▸ **What you need to do**:
Read through the data and count the lines that contain the string "están"; give only the result.

Stored items:
--

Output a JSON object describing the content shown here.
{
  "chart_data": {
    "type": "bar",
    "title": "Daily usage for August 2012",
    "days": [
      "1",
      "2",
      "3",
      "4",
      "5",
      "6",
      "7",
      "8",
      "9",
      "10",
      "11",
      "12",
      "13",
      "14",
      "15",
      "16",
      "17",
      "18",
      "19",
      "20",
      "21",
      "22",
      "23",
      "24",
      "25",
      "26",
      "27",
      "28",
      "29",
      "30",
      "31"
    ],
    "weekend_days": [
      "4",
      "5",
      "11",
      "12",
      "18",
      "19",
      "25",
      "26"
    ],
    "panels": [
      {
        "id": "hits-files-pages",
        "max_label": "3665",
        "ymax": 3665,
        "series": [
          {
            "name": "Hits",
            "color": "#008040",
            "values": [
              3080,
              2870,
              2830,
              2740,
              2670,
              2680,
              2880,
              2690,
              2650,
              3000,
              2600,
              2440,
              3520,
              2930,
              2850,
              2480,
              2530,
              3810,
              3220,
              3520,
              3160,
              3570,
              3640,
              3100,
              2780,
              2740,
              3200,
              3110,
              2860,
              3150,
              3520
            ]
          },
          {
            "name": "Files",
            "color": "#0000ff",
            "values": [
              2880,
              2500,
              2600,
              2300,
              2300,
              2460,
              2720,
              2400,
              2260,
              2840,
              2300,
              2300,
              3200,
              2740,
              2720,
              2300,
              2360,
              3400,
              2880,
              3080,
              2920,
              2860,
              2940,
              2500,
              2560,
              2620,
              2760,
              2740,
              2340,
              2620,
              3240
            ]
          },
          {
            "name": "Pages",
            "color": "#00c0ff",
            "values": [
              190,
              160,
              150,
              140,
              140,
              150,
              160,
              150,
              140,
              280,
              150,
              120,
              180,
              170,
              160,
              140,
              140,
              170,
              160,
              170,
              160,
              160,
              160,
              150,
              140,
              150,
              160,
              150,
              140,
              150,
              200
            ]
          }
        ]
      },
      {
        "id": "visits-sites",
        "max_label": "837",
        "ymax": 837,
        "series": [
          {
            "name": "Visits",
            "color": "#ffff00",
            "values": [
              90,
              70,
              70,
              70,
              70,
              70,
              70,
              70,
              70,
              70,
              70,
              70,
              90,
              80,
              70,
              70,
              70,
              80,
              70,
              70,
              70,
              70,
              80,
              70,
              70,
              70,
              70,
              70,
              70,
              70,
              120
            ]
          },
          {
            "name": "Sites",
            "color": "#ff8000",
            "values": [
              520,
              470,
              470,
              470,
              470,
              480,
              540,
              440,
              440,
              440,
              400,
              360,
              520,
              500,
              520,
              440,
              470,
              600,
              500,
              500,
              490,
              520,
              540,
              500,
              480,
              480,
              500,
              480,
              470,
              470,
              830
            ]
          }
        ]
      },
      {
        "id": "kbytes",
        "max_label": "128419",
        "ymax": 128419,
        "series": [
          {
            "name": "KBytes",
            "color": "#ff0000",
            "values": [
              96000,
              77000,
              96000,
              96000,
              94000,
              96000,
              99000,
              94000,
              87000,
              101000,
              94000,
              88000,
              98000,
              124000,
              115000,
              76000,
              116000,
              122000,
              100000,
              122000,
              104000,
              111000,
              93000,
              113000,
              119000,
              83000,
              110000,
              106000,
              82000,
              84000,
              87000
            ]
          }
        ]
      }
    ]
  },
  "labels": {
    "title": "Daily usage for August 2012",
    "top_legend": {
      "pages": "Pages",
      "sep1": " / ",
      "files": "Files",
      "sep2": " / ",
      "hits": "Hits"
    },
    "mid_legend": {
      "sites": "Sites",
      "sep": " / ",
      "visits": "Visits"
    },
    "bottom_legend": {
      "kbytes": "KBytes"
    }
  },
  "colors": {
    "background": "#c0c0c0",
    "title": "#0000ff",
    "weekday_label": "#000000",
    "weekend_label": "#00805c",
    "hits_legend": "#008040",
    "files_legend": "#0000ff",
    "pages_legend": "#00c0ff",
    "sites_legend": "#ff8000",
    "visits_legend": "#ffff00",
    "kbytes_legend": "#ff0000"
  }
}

--

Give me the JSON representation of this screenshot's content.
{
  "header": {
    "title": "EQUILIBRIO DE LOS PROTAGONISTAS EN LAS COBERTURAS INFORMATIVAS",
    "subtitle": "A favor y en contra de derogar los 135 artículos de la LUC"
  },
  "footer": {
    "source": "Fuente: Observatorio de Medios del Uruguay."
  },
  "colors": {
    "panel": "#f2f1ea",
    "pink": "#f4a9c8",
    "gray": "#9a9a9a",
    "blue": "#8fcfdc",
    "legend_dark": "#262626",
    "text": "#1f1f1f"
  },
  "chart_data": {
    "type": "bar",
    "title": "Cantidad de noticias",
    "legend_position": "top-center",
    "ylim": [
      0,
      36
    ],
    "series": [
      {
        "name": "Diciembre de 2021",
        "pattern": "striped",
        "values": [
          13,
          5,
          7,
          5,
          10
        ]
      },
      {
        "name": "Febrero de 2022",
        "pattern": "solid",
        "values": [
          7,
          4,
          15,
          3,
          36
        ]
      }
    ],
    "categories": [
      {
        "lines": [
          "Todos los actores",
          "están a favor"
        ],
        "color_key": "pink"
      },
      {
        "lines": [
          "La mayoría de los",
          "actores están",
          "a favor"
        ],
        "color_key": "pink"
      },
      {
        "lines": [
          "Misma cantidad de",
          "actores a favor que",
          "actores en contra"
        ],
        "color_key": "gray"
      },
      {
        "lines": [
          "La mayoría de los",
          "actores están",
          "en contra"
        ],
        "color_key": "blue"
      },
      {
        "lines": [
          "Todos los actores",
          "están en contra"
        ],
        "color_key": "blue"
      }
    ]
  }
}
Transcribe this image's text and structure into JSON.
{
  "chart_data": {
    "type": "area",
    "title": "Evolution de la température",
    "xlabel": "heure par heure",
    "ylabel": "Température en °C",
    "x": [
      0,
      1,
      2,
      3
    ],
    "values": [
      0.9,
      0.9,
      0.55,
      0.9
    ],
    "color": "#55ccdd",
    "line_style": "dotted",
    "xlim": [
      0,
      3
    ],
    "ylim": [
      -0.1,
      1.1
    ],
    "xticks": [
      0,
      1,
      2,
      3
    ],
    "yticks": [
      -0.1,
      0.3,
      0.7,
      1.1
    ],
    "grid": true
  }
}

--

▸ **In response**:
4